→ **Given request**:
In the listing below, locate the lines that hold the string "thumb". Copy those lines.

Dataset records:
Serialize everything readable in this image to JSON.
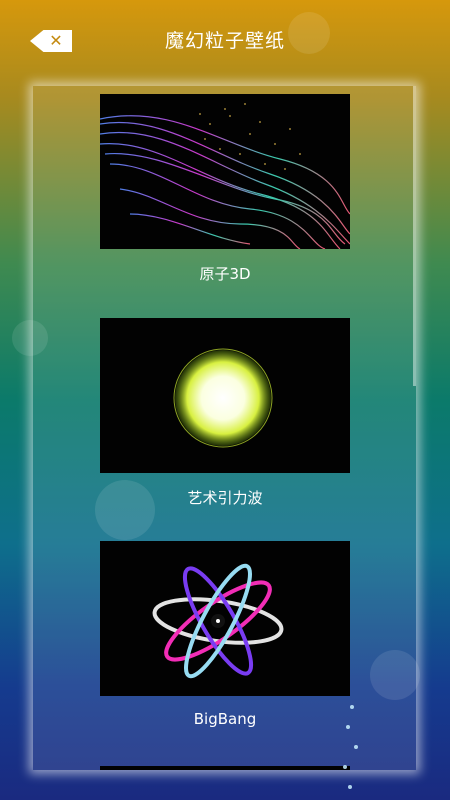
{
  "header": {
    "title": "魔幻粒子壁纸",
    "back_label": "✕"
  },
  "wallpapers": [
    {
      "name": "原子3D",
      "thumb": "particle-swirl"
    },
    {
      "name": "艺术引力波",
      "thumb": "gravity-orb"
    },
    {
      "name": "BigBang",
      "thumb": "atom-orbits"
    }
  ],
  "colors": {
    "gradient_top": "#d6980c",
    "gradient_mid": "#0b7a6a",
    "gradient_bottom": "#1a2a80"
  }
}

→ **Answer for this exercise**:
      "thumb": "particle-swirl"
      "thumb": "gravity-orb"
      "thumb": "atom-orbits"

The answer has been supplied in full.